(GIVEN INSTRUCTION) Reproduce every line of the data below word for word, leaving out the pictures.

(DATA SECTION)
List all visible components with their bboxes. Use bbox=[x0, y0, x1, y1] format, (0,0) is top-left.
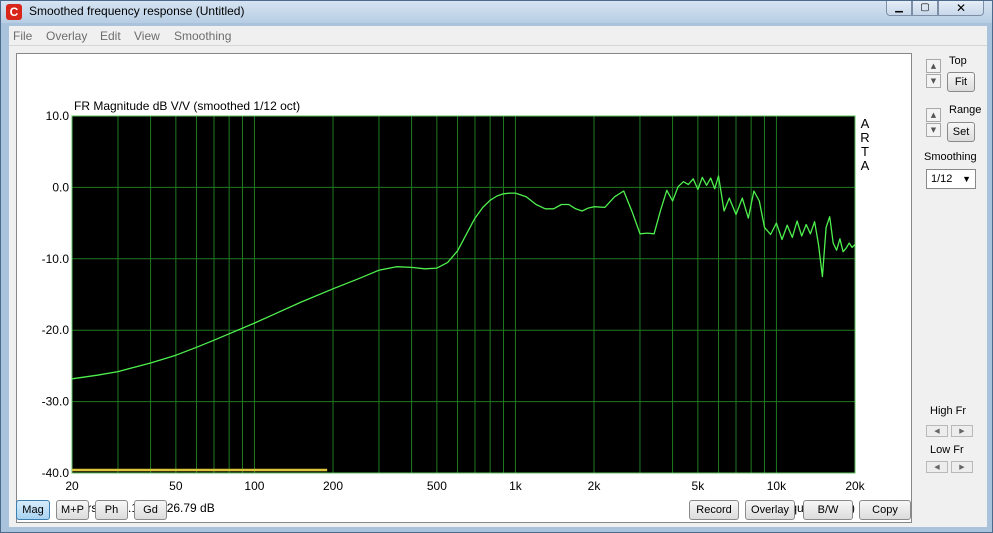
top-down-spinner[interactable]: ▼ bbox=[926, 74, 941, 88]
fit-button[interactable]: Fit bbox=[947, 72, 975, 92]
arta-watermark-letter: R bbox=[860, 130, 869, 145]
y-tick-label: -20.0 bbox=[42, 323, 70, 337]
range-label: Range bbox=[949, 104, 982, 116]
close-button[interactable]: ✕ bbox=[938, 1, 984, 16]
arta-watermark-letter: A bbox=[861, 158, 870, 173]
y-tick-label: -10.0 bbox=[42, 252, 70, 266]
smoothing-value: 1/12 bbox=[931, 173, 953, 185]
title-bar[interactable]: C Smoothed frequency response (Untitled)… bbox=[1, 1, 992, 23]
smoothing-select[interactable]: 1/12 ▼ bbox=[926, 169, 976, 189]
arrow-left-icon: ◀ bbox=[934, 463, 940, 471]
x-tick-label: 50 bbox=[169, 479, 183, 493]
set-button[interactable]: Set bbox=[947, 122, 975, 142]
x-tick-label: 200 bbox=[323, 479, 343, 493]
copy-button[interactable]: Copy bbox=[859, 500, 911, 520]
x-tick-label: 1k bbox=[509, 479, 523, 493]
y-tick-label: -40.0 bbox=[42, 466, 70, 480]
client-area: File Overlay Edit View Smoothing -40.0 -3… bbox=[9, 26, 987, 527]
high-fr-label: High Fr bbox=[930, 405, 967, 417]
y-tick-label: 10.0 bbox=[46, 109, 70, 123]
record-button[interactable]: Record bbox=[689, 500, 739, 520]
high-fr-right-button[interactable]: ▶ bbox=[951, 425, 973, 437]
smoothing-label: Smoothing bbox=[924, 151, 977, 163]
range-up-spinner[interactable]: ▲ bbox=[926, 108, 941, 122]
x-tick-label: 500 bbox=[427, 479, 447, 493]
y-tick-label: -30.0 bbox=[42, 395, 70, 409]
menu-smoothing[interactable]: Smoothing bbox=[174, 29, 231, 43]
x-tick-label: 20k bbox=[845, 479, 865, 493]
minimize-icon: ▁ bbox=[895, 2, 903, 13]
top-up-spinner[interactable]: ▲ bbox=[926, 59, 941, 73]
chart-title: FR Magnitude dB V/V (smoothed 1/12 oct) bbox=[74, 99, 300, 113]
window-title: Smoothed frequency response (Untitled) bbox=[29, 4, 245, 18]
x-tick-label: 10k bbox=[767, 479, 787, 493]
arta-app-icon[interactable]: C bbox=[6, 4, 22, 20]
mag-phase-button[interactable]: M+P bbox=[56, 500, 89, 520]
arrow-right-icon: ▶ bbox=[959, 427, 965, 435]
arrow-left-icon: ◀ bbox=[934, 427, 940, 435]
maximize-icon: ▢ bbox=[920, 2, 930, 13]
menu-view[interactable]: View bbox=[134, 29, 160, 43]
plot-panel: -40.0 -30.0 -20.0 -10.0 0.0 10.0 20 50 100 200 500… bbox=[16, 53, 912, 523]
mag-button[interactable]: Mag bbox=[16, 500, 50, 520]
low-fr-right-button[interactable]: ▶ bbox=[951, 461, 973, 473]
minimize-button[interactable]: ▁ bbox=[886, 1, 912, 16]
menu-file[interactable]: File bbox=[13, 29, 32, 43]
x-tick-label: 5k bbox=[692, 479, 706, 493]
x-tick-label: 100 bbox=[244, 479, 264, 493]
app-window: C Smoothed frequency response (Untitled)… bbox=[0, 0, 993, 533]
top-label: Top bbox=[949, 55, 967, 67]
frequency-response-chart[interactable]: -40.0 -30.0 -20.0 -10.0 0.0 10.0 20 50 100 200 500… bbox=[17, 54, 911, 522]
menu-bar: File Overlay Edit View Smoothing bbox=[9, 26, 987, 46]
overlay-button[interactable]: Overlay bbox=[745, 500, 795, 520]
arrow-right-icon: ▶ bbox=[959, 463, 965, 471]
low-fr-left-button[interactable]: ◀ bbox=[926, 461, 948, 473]
group-delay-button[interactable]: Gd bbox=[134, 500, 167, 520]
low-fr-label: Low Fr bbox=[930, 444, 964, 456]
range-down-spinner[interactable]: ▼ bbox=[926, 123, 941, 137]
menu-overlay[interactable]: Overlay bbox=[46, 29, 87, 43]
high-fr-left-button[interactable]: ◀ bbox=[926, 425, 948, 437]
plot-area[interactable] bbox=[72, 116, 855, 473]
chevron-down-icon: ▼ bbox=[962, 174, 971, 184]
x-tick-label: 20 bbox=[65, 479, 79, 493]
bw-button[interactable]: B/W bbox=[803, 500, 853, 520]
x-tick-label: 2k bbox=[588, 479, 602, 493]
arta-watermark-letter: A bbox=[861, 116, 870, 131]
menu-edit[interactable]: Edit bbox=[100, 29, 121, 43]
y-tick-label: 0.0 bbox=[52, 180, 69, 194]
maximize-button[interactable]: ▢ bbox=[912, 1, 938, 16]
close-icon: ✕ bbox=[955, 1, 967, 15]
arta-watermark-letter: T bbox=[861, 144, 869, 159]
phase-button[interactable]: Ph bbox=[95, 500, 128, 520]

(SOLUTION FOR THIS PROBLEM)
List all visible components with their bboxes. Use bbox=[x0, y0, x1, y1] format, (0,0) is top-left.
top-down-spinner[interactable]: ▼ bbox=[926, 74, 941, 88]
fit-button[interactable]: Fit bbox=[947, 72, 975, 92]
arta-watermark-letter: R bbox=[860, 130, 869, 145]
y-tick-label: -20.0 bbox=[42, 323, 70, 337]
range-label: Range bbox=[949, 104, 982, 116]
close-button[interactable]: ✕ bbox=[938, 1, 984, 16]
arta-watermark-letter: A bbox=[861, 158, 870, 173]
y-tick-label: -10.0 bbox=[42, 252, 70, 266]
smoothing-value: 1/12 bbox=[931, 173, 953, 185]
title-bar[interactable]: C Smoothed frequency response (Untitled)… bbox=[1, 1, 992, 23]
smoothing-select[interactable]: 1/12 ▼ bbox=[926, 169, 976, 189]
arrow-left-icon: ◀ bbox=[934, 463, 940, 471]
x-tick-label: 50 bbox=[169, 479, 183, 493]
set-button[interactable]: Set bbox=[947, 122, 975, 142]
x-tick-label: 200 bbox=[323, 479, 343, 493]
copy-button[interactable]: Copy bbox=[859, 500, 911, 520]
x-tick-label: 1k bbox=[509, 479, 523, 493]
y-tick-label: -40.0 bbox=[42, 466, 70, 480]
client-area: File Overlay Edit View Smoothing -40.0 -3… bbox=[9, 26, 987, 527]
high-fr-label: High Fr bbox=[930, 405, 967, 417]
y-tick-label: 10.0 bbox=[46, 109, 70, 123]
record-button[interactable]: Record bbox=[689, 500, 739, 520]
high-fr-right-button[interactable]: ▶ bbox=[951, 425, 973, 437]
smoothing-label: Smoothing bbox=[924, 151, 977, 163]
range-up-spinner[interactable]: ▲ bbox=[926, 108, 941, 122]
x-tick-label: 500 bbox=[427, 479, 447, 493]
y-tick-label: -30.0 bbox=[42, 395, 70, 409]
menu-smoothing[interactable]: Smoothing bbox=[174, 29, 231, 43]
x-tick-label: 20k bbox=[845, 479, 865, 493]
minimize-icon: ▁ bbox=[895, 2, 903, 13]
top-up-spinner[interactable]: ▲ bbox=[926, 59, 941, 73]
chart-title: FR Magnitude dB V/V (smoothed 1/12 oct) bbox=[74, 99, 300, 113]
window-title: Smoothed frequency response (Untitled) bbox=[29, 4, 245, 18]
x-tick-label: 10k bbox=[767, 479, 787, 493]
arta-app-icon[interactable]: C bbox=[6, 4, 22, 20]
mag-phase-button[interactable]: M+P bbox=[56, 500, 89, 520]
arrow-right-icon: ▶ bbox=[959, 427, 965, 435]
arrow-left-icon: ◀ bbox=[934, 427, 940, 435]
maximize-icon: ▢ bbox=[920, 2, 930, 13]
menu-view[interactable]: View bbox=[134, 29, 160, 43]
plot-panel: -40.0 -30.0 -20.0 -10.0 0.0 10.0 20 50 100 200 500… bbox=[16, 53, 912, 523]
mag-button[interactable]: Mag bbox=[16, 500, 50, 520]
low-fr-right-button[interactable]: ▶ bbox=[951, 461, 973, 473]
minimize-button[interactable]: ▁ bbox=[886, 1, 912, 16]
menu-file[interactable]: File bbox=[13, 29, 32, 43]
x-tick-label: 5k bbox=[692, 479, 706, 493]
x-tick-label: 100 bbox=[244, 479, 264, 493]
app-window: C Smoothed frequency response (Untitled)… bbox=[0, 0, 993, 533]
top-label: Top bbox=[949, 55, 967, 67]
frequency-response-chart[interactable]: -40.0 -30.0 -20.0 -10.0 0.0 10.0 20 50 100 200 500… bbox=[17, 54, 911, 522]
menu-bar: File Overlay Edit View Smoothing bbox=[9, 26, 987, 46]
overlay-button[interactable]: Overlay bbox=[745, 500, 795, 520]
arrow-right-icon: ▶ bbox=[959, 463, 965, 471]
low-fr-left-button[interactable]: ◀ bbox=[926, 461, 948, 473]
group-delay-button[interactable]: Gd bbox=[134, 500, 167, 520]
low-fr-label: Low Fr bbox=[930, 444, 964, 456]
range-down-spinner[interactable]: ▼ bbox=[926, 123, 941, 137]
menu-overlay[interactable]: Overlay bbox=[46, 29, 87, 43]
high-fr-left-button[interactable]: ◀ bbox=[926, 425, 948, 437]
plot-area[interactable] bbox=[72, 116, 855, 473]
chevron-down-icon: ▼ bbox=[962, 174, 971, 184]
x-tick-label: 20 bbox=[65, 479, 79, 493]
bw-button[interactable]: B/W bbox=[803, 500, 853, 520]
x-tick-label: 2k bbox=[588, 479, 602, 493]
arta-watermark-letter: A bbox=[861, 116, 870, 131]
menu-edit[interactable]: Edit bbox=[100, 29, 121, 43]
y-tick-label: 0.0 bbox=[52, 180, 69, 194]
maximize-button[interactable]: ▢ bbox=[912, 1, 938, 16]
close-icon: ✕ bbox=[955, 1, 967, 15]
arta-watermark-letter: T bbox=[861, 144, 869, 159]
phase-button[interactable]: Ph bbox=[95, 500, 128, 520]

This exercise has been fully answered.